__Fragmento del texto__.
===============

La nuestra es una sociedad aséptica y descafeinada, alejada del barro de Prometeo por el capitalismo chic, que ha edificado una burbuja de terciopelo a nuestro alrededor que nos impide percibir las cosas tal como son. ¿Cómo vamos a meternos un caracol en la boca si no somos ni capaces de comernos una pija o un pepe con pelo?


Hace unos meses, un amigo tuvo el detalle de invitarme a comer a El Pebrot i el Petit Cargol, un restaurante familiar del barrio de Sants, Barcelona. El lector avispado habrá podido deducir, por el nombre, de qué va la movida gastronómica del local; yo no fui tan perspicaz. Me dejé llevar engañado, tonto de mí, como un corderito al matadero, como un hijo cuando su madre le dice que van al Ikea “solamente a devolver una lámpara”. Cuál fue mi sorpresa cuando, sin haber consultado yo la carta, nos trajeron una olla rebosante de cadáveres de caracol.

—¿Qué coño es esto?

—No los juzgues sin haberlos probado. Mira, coges el palillo, lo metes con cuidado por dentro de la concha, enganchas al chavalote y tiras con delicadeza, como si le pintases las paredes de dentro con un pincel fino. ¡Ah! El final no te lo comas, que es el intestino grueso y está lleno de residuos. Lo que se dice la mierda del bicho, vamos.

Cogí uno. Lo miré. Me miró. Las antenitas, tiesas como un pelo de jabalí por el calor de la brasa. Estos ya no tenían babas, se las habían arrebatado sumergiéndolos en agua hirviendo. El pie del caracol, plano como una tabla de madera, parecía jugosamente asqueroso. No podía apartar la mirada de él. Cogí el palo, lo pinché suavemente, se me resbaló, lo volví a pinchar y esta vez sí que lo enganché. Miré a mi amigo, que me hacía gestos extraños con las manos, entiendo que para que pegara el tirón decisivo, y extraje al caracol de su concha, de su hogar. Salió una masa uniforme y viscosa, mucho más grande de lo que me esperaba, con una caracola adherida a la punta del final (la famosa caca). Después de contener cinco arcadas y de rezarle una oración a la Virgen de los Remedios, agarré el palo con firmeza y no demasiada convicción, y me lo introduje en la boca. Para mi sorpresa, me supo rico. Rico no, riquísimo. Y ya no hubo vuelta atrás.

===============

(Anotaciones de elementos de maquetación)
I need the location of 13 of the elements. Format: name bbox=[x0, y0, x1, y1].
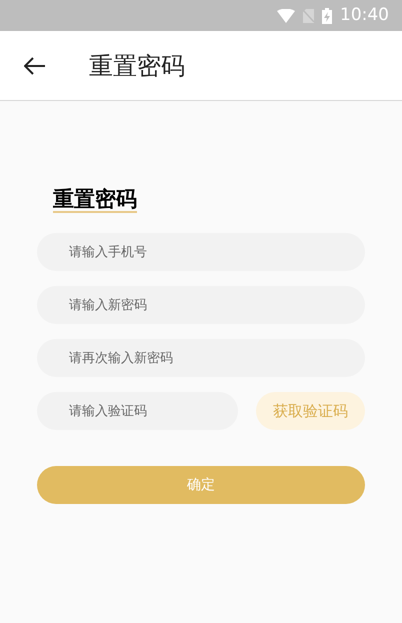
text-field[interactable]: 请输入新密码 bbox=[37, 286, 365, 324]
wifi-icon bbox=[277, 8, 295, 22]
text-field[interactable]: 请再次输入新密码 bbox=[37, 339, 365, 377]
battery-charging-icon bbox=[322, 8, 332, 24]
no-sim-icon bbox=[303, 8, 314, 22]
code-field[interactable]: 请输入验证码 bbox=[37, 392, 238, 430]
clock-time: 10:40 bbox=[340, 4, 389, 27]
get-code-button[interactable]: 获取验证码 bbox=[256, 392, 365, 430]
text-field[interactable]: 请输入手机号 bbox=[37, 233, 365, 271]
page-title: 重置密码 bbox=[89, 50, 185, 82]
form-heading: 重置密码 bbox=[53, 187, 137, 213]
back-arrow-icon bbox=[24, 56, 46, 74]
confirm-button[interactable]: 确定 bbox=[37, 466, 365, 504]
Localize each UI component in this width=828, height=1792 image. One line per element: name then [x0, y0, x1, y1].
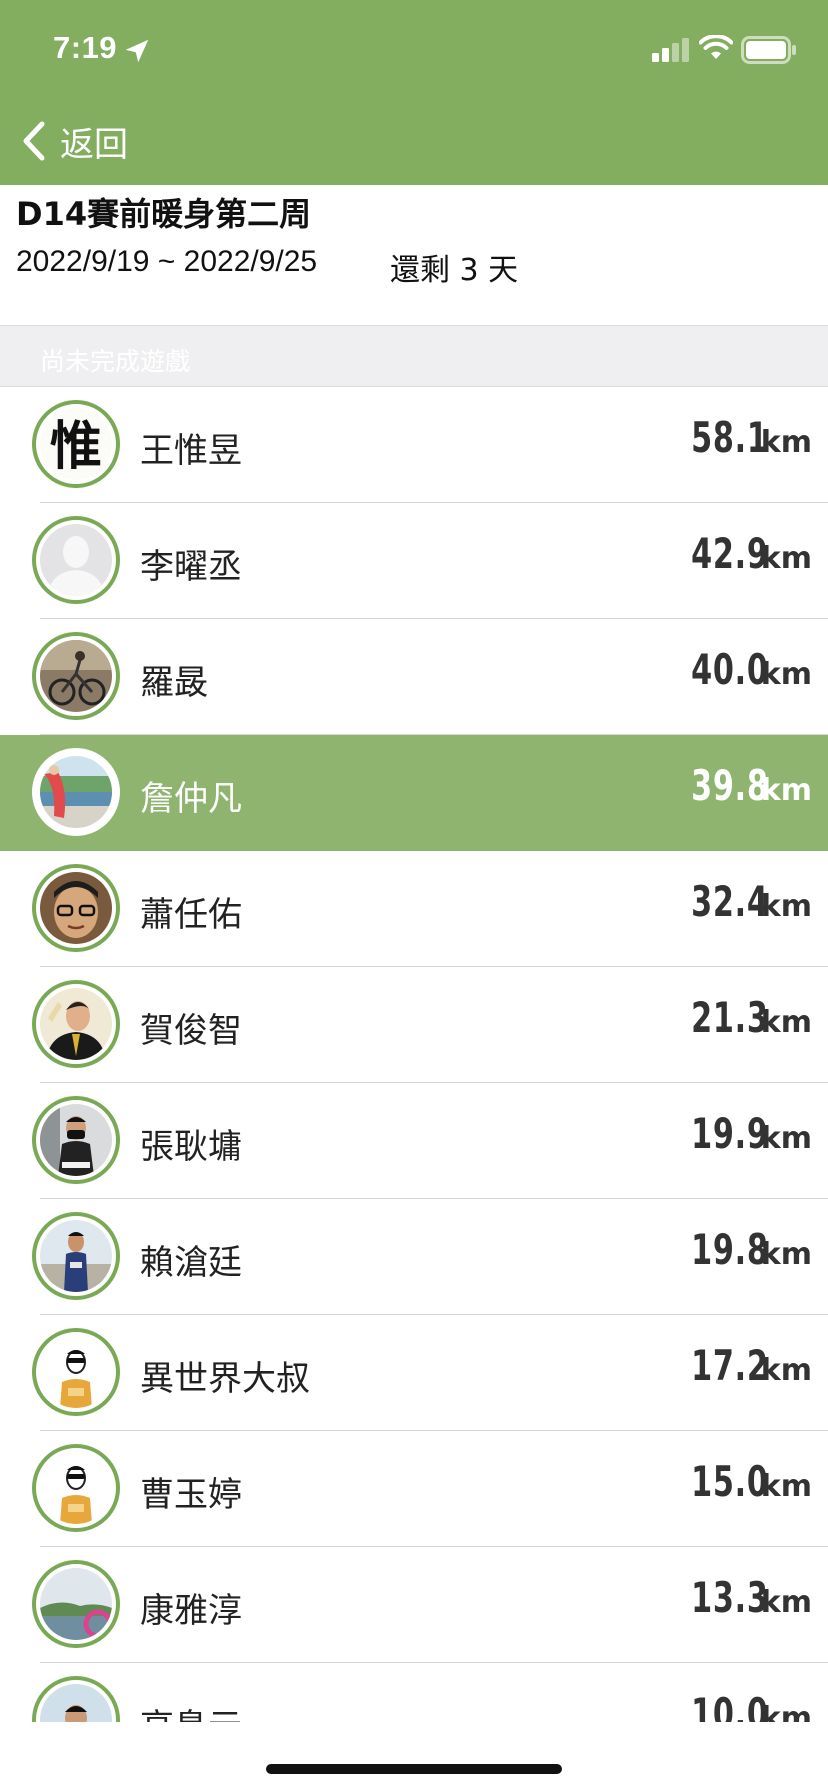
status-time: 7:19 — [53, 30, 118, 65]
avatar — [32, 1212, 120, 1300]
distance-value: 32.4 — [691, 877, 769, 926]
location-arrow-icon — [125, 39, 149, 63]
suit-portrait-avatar-icon — [40, 988, 112, 1060]
glasses-portrait-avatar-icon — [40, 872, 112, 944]
default-person-avatar-icon — [40, 524, 112, 596]
avatar — [32, 1676, 120, 1722]
distance: 40.0 km — [661, 645, 812, 694]
participant-name: 高島元 — [140, 1699, 242, 1722]
participant-name: 羅晸 — [140, 663, 208, 703]
avatar — [32, 864, 120, 952]
portrait-photo-avatar-icon — [40, 1684, 112, 1722]
participant-name: 王惟昱 — [140, 431, 242, 471]
avatar — [32, 748, 120, 836]
distance: 13.3 km — [661, 1573, 812, 1622]
cyclist-photo-avatar-icon — [40, 640, 112, 712]
participant-row[interactable]: 羅晸 40.0 km — [0, 619, 828, 735]
avatar — [32, 1560, 120, 1648]
distance-value: 19.9 — [691, 1109, 769, 1158]
avatar — [32, 632, 120, 720]
avatar — [32, 1328, 120, 1416]
participant-name: 賀俊智 — [140, 1011, 242, 1051]
masked-person-avatar-icon — [40, 1104, 112, 1176]
back-label: 返回 — [60, 124, 128, 165]
distance: 42.9 km — [661, 529, 812, 578]
game-date-range: 2022/9/19 ~ 2022/9/25 — [16, 245, 318, 278]
calligraphy-avatar-icon: 惟 — [40, 408, 112, 480]
distance: 21.3 km — [661, 993, 812, 1042]
distance-value: 58.1 — [691, 413, 769, 462]
distance-value: 15.0 — [691, 1457, 769, 1506]
avatar: 惟 — [32, 400, 120, 488]
participant-row[interactable]: 賀俊智 21.3 km — [0, 967, 828, 1083]
participant-name: 張耿墉 — [140, 1127, 242, 1167]
distance-value: 13.3 — [691, 1573, 769, 1622]
distance-value: 19.8 — [691, 1225, 769, 1274]
page-title: D14賽前暖身第二周 — [16, 195, 312, 233]
participant-row[interactable]: 蕭任佑 32.4 km — [0, 851, 828, 967]
wifi-icon — [699, 35, 733, 59]
avatar — [32, 980, 120, 1068]
cartoon-runner-avatar-icon — [40, 1336, 112, 1408]
distance-value: 39.8 — [691, 761, 769, 810]
participant-row[interactable]: 惟 王惟昱 58.1 km — [0, 387, 828, 503]
home-indicator[interactable] — [266, 1764, 562, 1774]
game-info: D14賽前暖身第二周 2022/9/19 ~ 2022/9/25 還剩 3 天 — [0, 185, 828, 325]
avatar — [32, 1444, 120, 1532]
cartoon-runner-avatar-icon — [40, 1452, 112, 1524]
avatar — [32, 1096, 120, 1184]
distance: 39.8 km — [661, 761, 812, 810]
section-header: 尚未完成遊戲 — [0, 325, 828, 387]
participant-name: 曹玉婷 — [140, 1475, 242, 1515]
participant-list[interactable]: 惟 王惟昱 58.1 km 李曜丞 42.9 km 羅晸 40.0 km 詹仲凡… — [0, 387, 828, 1722]
distance: 58.1 km — [661, 413, 812, 462]
participant-row[interactable]: 高島元 10.0 km — [0, 1663, 828, 1722]
distance-value: 21.3 — [691, 993, 769, 1042]
participant-name: 賴滄廷 — [140, 1243, 242, 1283]
participant-row[interactable]: 張耿墉 19.9 km — [0, 1083, 828, 1199]
days-remaining: 還剩 3 天 — [390, 253, 519, 288]
lake-photo-avatar-icon — [40, 1568, 112, 1640]
riverside-photo-avatar-icon — [40, 756, 112, 828]
distance: 19.8 km — [661, 1225, 812, 1274]
participant-name: 異世界大叔 — [140, 1359, 310, 1399]
distance: 10.0 km — [661, 1689, 812, 1722]
participant-row[interactable]: 賴滄廷 19.8 km — [0, 1199, 828, 1315]
participant-name: 李曜丞 — [140, 547, 242, 587]
participant-row-current-user[interactable]: 詹仲凡 39.8 km — [0, 735, 828, 851]
battery-icon — [741, 36, 796, 64]
distance: 19.9 km — [661, 1109, 812, 1158]
section-label: 尚未完成遊戲 — [40, 347, 191, 376]
signal-icon — [652, 38, 689, 62]
distance: 32.4 km — [661, 877, 812, 926]
participant-name: 康雅淳 — [140, 1591, 242, 1631]
participant-name: 蕭任佑 — [140, 895, 242, 935]
distance-value: 10.0 — [691, 1689, 769, 1722]
participant-row[interactable]: 李曜丞 42.9 km — [0, 503, 828, 619]
back-button[interactable]: 返回 — [20, 116, 128, 166]
chevron-left-icon — [23, 121, 45, 161]
navigation-bar: 7:19 返回 — [0, 0, 828, 185]
participant-row[interactable]: 康雅淳 13.3 km — [0, 1547, 828, 1663]
participant-row[interactable]: 曹玉婷 15.0 km — [0, 1431, 828, 1547]
distance-value: 40.0 — [691, 645, 769, 694]
participant-name: 詹仲凡 — [140, 779, 242, 819]
runner-photo-avatar-icon — [40, 1220, 112, 1292]
distance: 15.0 km — [661, 1457, 812, 1506]
avatar — [32, 516, 120, 604]
distance-value: 17.2 — [691, 1341, 769, 1390]
distance: 17.2 km — [661, 1341, 812, 1390]
svg-text:惟: 惟 — [50, 416, 102, 477]
distance-value: 42.9 — [691, 529, 769, 578]
participant-row[interactable]: 異世界大叔 17.2 km — [0, 1315, 828, 1431]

===============

__Qué hacer__.
**1)** Según el fragmento sobre los caracoles, ¿en qué barrio de Barcelona se encuentra el restaurante El Pebrot i el Petit Cargol?
**2)** Prosigue el fragmento sobre los caracoles a partir de su última oración.
Los ítems constituyen material independiente del fragmento sobre los caracoles.

__Respuestas__.
**1)** En el barrio de Sants.

**2)**
Desde que llegara a Cataluña, hace ya tres años, he ido conociendo, poc a poc, la cultura popular de esta maravillosa tierra, y los caracoles han sido el descubrimiento del siglo, solo a la altura de la imprenta, la lavadora o las siestas post resaca. A pesar de mis reticencias iniciales, me he convertido en un auténtico yonqui de los caracoles. Me fascinan. A la llauna, a la brasa, al horno, en salsa picante, a la vizcaína, en salsa de almendras, a la Gormanda, a la riojana, con conejo, con jamón y panceta, a la madrileña, con ajo y perejil, a la borgoñesa, mar y montaña… Cualquier alimento es bueno para ser combinado con unos jugosos caracoles.

 

Pero, ¿qué pasa con estos bichos? ¿A qué viene esa mueca de asco, querido lector? Sepa usted que el caracol es el héroe del pueblo. La quintaesencia del obrero revolucionario en el reino animal. Todo el día con la casita a cuestas, sin pagar un duro de alquiler, pero expuesto a los pisotones de otros animales de mayor calibre. El marisco más barato que existe, asequible para todos los bolsillos. No todo el mundo puede permitirse unos percebes o unas gambas rojas, pero el caracol, ¡amigo!, él es más democrático. Según un artículo de La Vanguardia del 2018, su uso se remonta a la Prehistoria, aunque su consumo ha quedado mejor documentado a partir de la época Romana, donde eran considerados afrodisíacos (todo lo que tuviese una concha lo era, en cierta medida) y un manjar. Según el artículo, Plinio (no queda muy claro si el Viejo, el Joven o ambos) documenta, en uno de sus textos, la existencia de criaderos de caracoles ya por aquel entonces. Y, si no, que le pregunten a Laurence Olivier en Espartaco.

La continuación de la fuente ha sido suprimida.